> [Written task]: Tally how many lines include "Graduate". The number is the whole answer.

(A block of data)
----

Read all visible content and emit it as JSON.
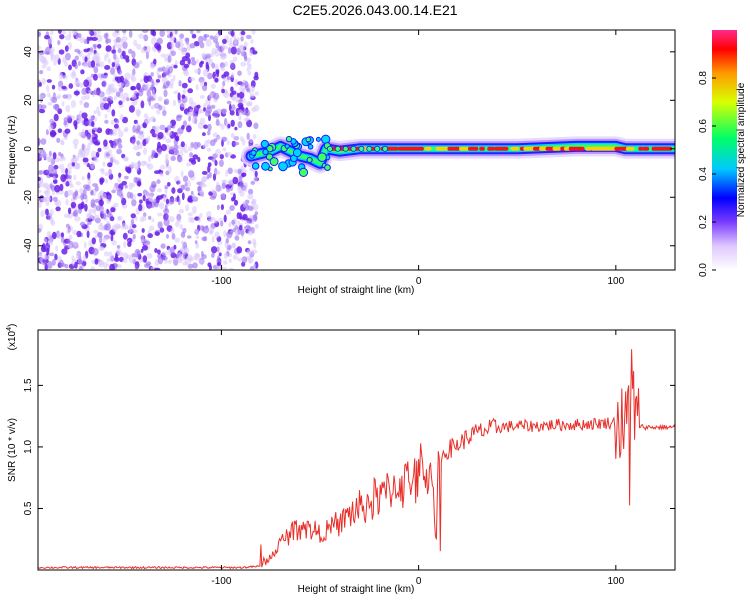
{
  "title": "C2E5.2026.043.00.14.E21",
  "chart_data": [
    {
      "type": "heatmap",
      "xlabel": "Height of straight line (km)",
      "ylabel": "Frequency (Hz)",
      "xlim": [
        -193,
        130
      ],
      "ylim": [
        -50,
        49
      ],
      "xticks": [
        -100,
        0,
        100
      ],
      "yticks": [
        -40,
        -20,
        0,
        20,
        40
      ],
      "noise_region": {
        "x_from": -193,
        "x_to": -82,
        "freq_range": [
          -50,
          49
        ],
        "level": 0.1
      },
      "ridge": [
        {
          "x": -85,
          "freq": -3
        },
        {
          "x": -75,
          "freq": -1
        },
        {
          "x": -70,
          "freq": 1
        },
        {
          "x": -65,
          "freq": -1
        },
        {
          "x": -60,
          "freq": -3
        },
        {
          "x": -55,
          "freq": -4
        },
        {
          "x": -50,
          "freq": -6
        },
        {
          "x": -47,
          "freq": 0
        },
        {
          "x": -40,
          "freq": -1
        },
        {
          "x": -30,
          "freq": 0
        },
        {
          "x": -20,
          "freq": 0
        },
        {
          "x": -10,
          "freq": 0
        },
        {
          "x": 0,
          "freq": 0
        },
        {
          "x": 20,
          "freq": 0
        },
        {
          "x": 50,
          "freq": 0
        },
        {
          "x": 80,
          "freq": 1
        },
        {
          "x": 100,
          "freq": 1
        },
        {
          "x": 105,
          "freq": 0
        },
        {
          "x": 130,
          "freq": 0
        }
      ],
      "colorbar": {
        "label": "Normalized spectral amplitude",
        "range": [
          0,
          1
        ],
        "ticks": [
          0.0,
          0.2,
          0.4,
          0.6,
          0.8
        ]
      }
    },
    {
      "type": "line",
      "xlabel": "Height of straight line (km)",
      "ylabel": "SNR (10 * v/v)",
      "scale_label": "(x10",
      "scale_exp": "4",
      "xlim": [
        -193,
        130
      ],
      "ylim": [
        0,
        1.95
      ],
      "xticks": [
        -100,
        0,
        100
      ],
      "yticks": [
        0.5,
        1.0,
        1.5
      ],
      "color": "#e8302a",
      "series": [
        {
          "x": [
            -193,
            -120,
            -90,
            -80,
            -75,
            -70,
            -65,
            -60,
            -55,
            -50,
            -45,
            -40,
            -35,
            -30,
            -25,
            -20,
            -15,
            -10,
            -5,
            0,
            5,
            8,
            10,
            15,
            20,
            25,
            30,
            40,
            50,
            60,
            70,
            80,
            90,
            100,
            105,
            107,
            108,
            110,
            115,
            120,
            130
          ],
          "y": [
            0.02,
            0.02,
            0.02,
            0.03,
            0.1,
            0.22,
            0.3,
            0.38,
            0.33,
            0.3,
            0.33,
            0.38,
            0.45,
            0.5,
            0.55,
            0.6,
            0.65,
            0.7,
            0.73,
            0.78,
            0.82,
            0.6,
            0.9,
            0.98,
            1.02,
            1.08,
            1.12,
            1.16,
            1.17,
            1.17,
            1.18,
            1.18,
            1.19,
            1.2,
            1.15,
            1.4,
            1.6,
            1.18,
            1.16,
            1.16,
            1.16
          ]
        }
      ]
    }
  ]
}
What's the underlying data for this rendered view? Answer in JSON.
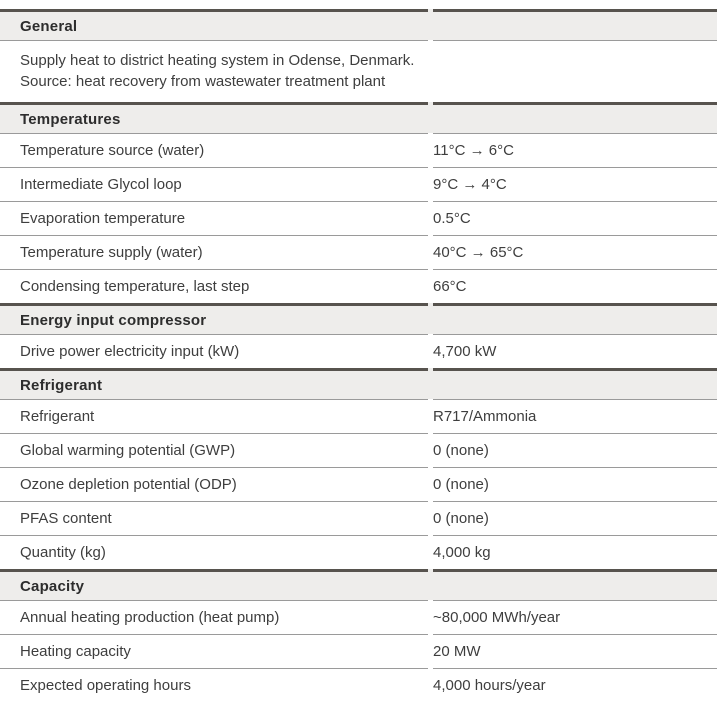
{
  "colors": {
    "header-bg": "#eeedeb",
    "dark-border": "#57534e",
    "divider": "#9a9a9a",
    "header-color": "#2d2d2d",
    "text-color": "#3e3e3e"
  },
  "table": {
    "sections": [
      {
        "header": "General",
        "description_lines": [
          "Supply heat to district heating system in Odense, Denmark.",
          "Source: heat recovery from wastewater treatment plant"
        ],
        "rows": []
      },
      {
        "header": "Temperatures",
        "rows": [
          {
            "label": "Temperature source (water)",
            "value": "11°C → 6°C"
          },
          {
            "label": "Intermediate Glycol loop",
            "value": "9°C → 4°C"
          },
          {
            "label": "Evaporation temperature",
            "value": "0.5°C"
          },
          {
            "label": "Temperature supply (water)",
            "value": "40°C → 65°C"
          },
          {
            "label": "Condensing temperature, last step",
            "value": "66°C"
          }
        ]
      },
      {
        "header": "Energy input compressor",
        "rows": [
          {
            "label": "Drive power electricity input (kW)",
            "value": "4,700 kW"
          }
        ]
      },
      {
        "header": "Refrigerant",
        "rows": [
          {
            "label": "Refrigerant",
            "value": "R717/Ammonia"
          },
          {
            "label": "Global warming potential (GWP)",
            "value": "0 (none)"
          },
          {
            "label": "Ozone depletion potential (ODP)",
            "value": "0 (none)"
          },
          {
            "label": "PFAS content",
            "value": "0 (none)"
          },
          {
            "label": "Quantity (kg)",
            "value": "4,000 kg"
          }
        ]
      },
      {
        "header": "Capacity",
        "rows": [
          {
            "label": "Annual heating production (heat pump)",
            "value": "~80,000 MWh/year"
          },
          {
            "label": "Heating capacity",
            "value": "20 MW"
          },
          {
            "label": "Expected operating hours",
            "value": "4,000 hours/year"
          }
        ]
      }
    ]
  }
}
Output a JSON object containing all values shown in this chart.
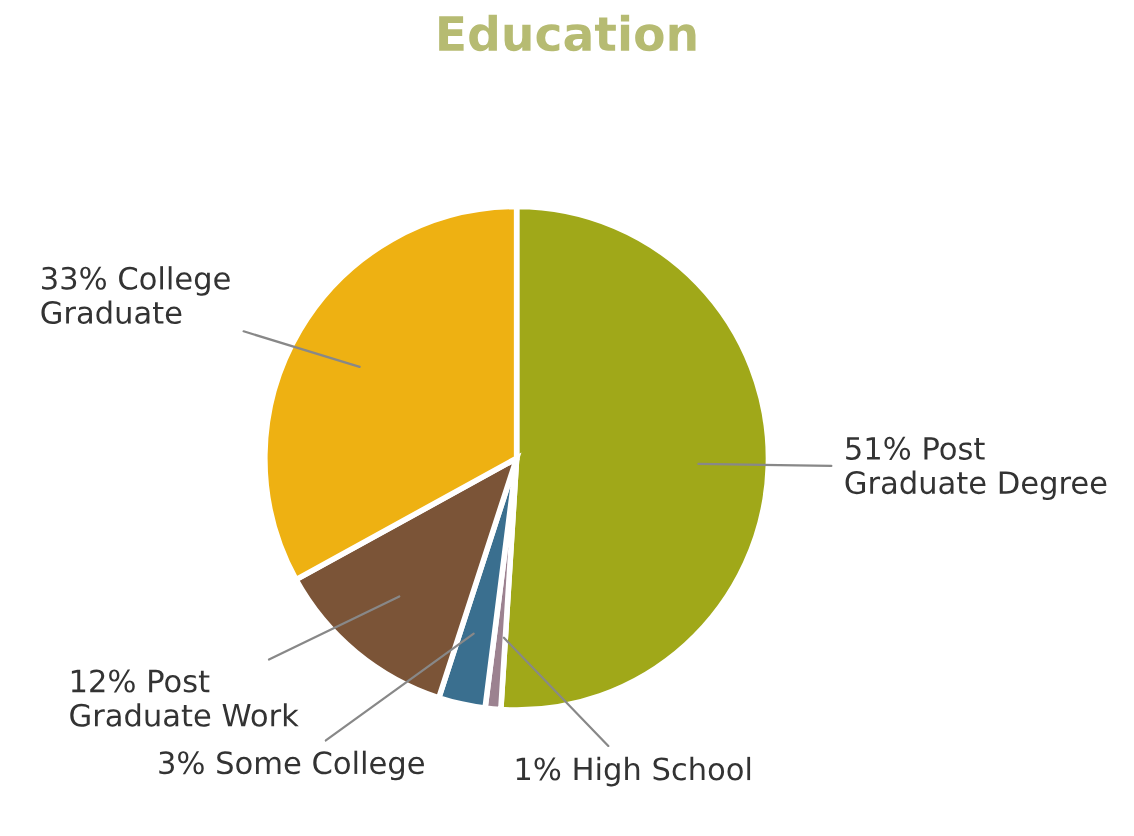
{
  "chart_data": {
    "type": "pie",
    "title": "Education",
    "categories": [
      "Post Graduate Degree",
      "High School",
      "Some College",
      "Post Graduate Work",
      "College Graduate"
    ],
    "values": [
      51,
      1,
      3,
      12,
      33
    ],
    "colors": [
      "#a0a819",
      "#9c8290",
      "#3a6f8f",
      "#7b5437",
      "#eeb112"
    ],
    "value_labels": [
      "51%",
      "1%",
      "3%",
      "12%",
      "33%"
    ]
  }
}
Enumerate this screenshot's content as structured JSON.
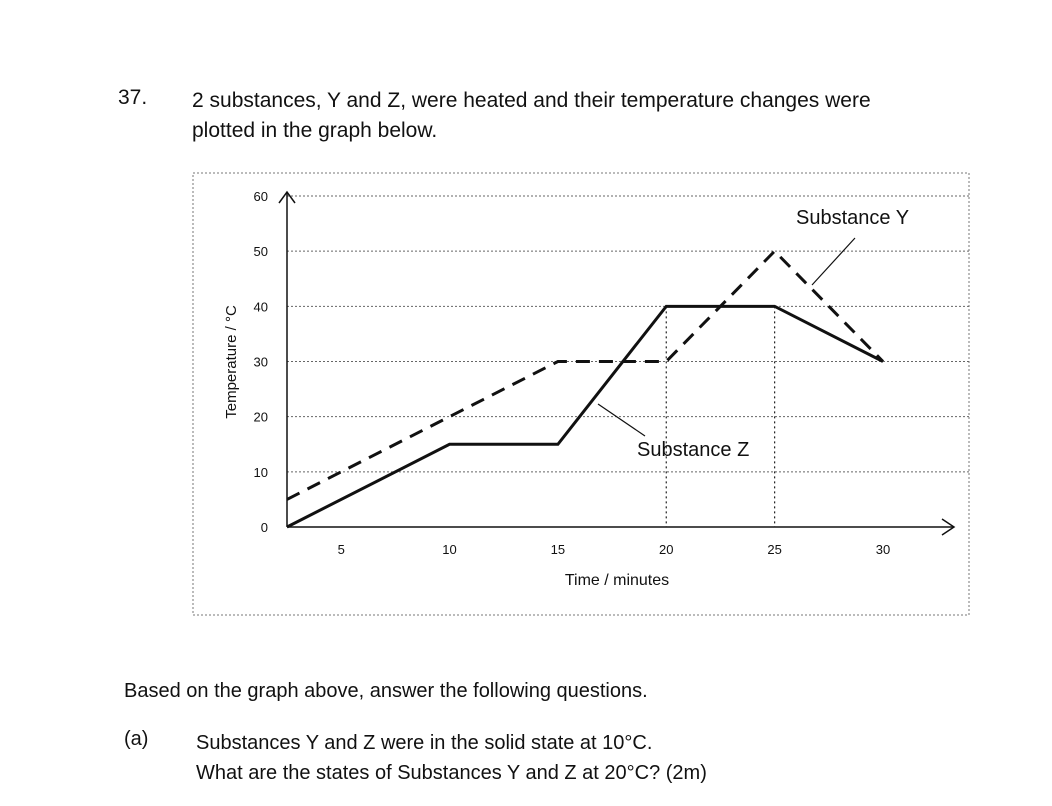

----

> [Correct answer]: 3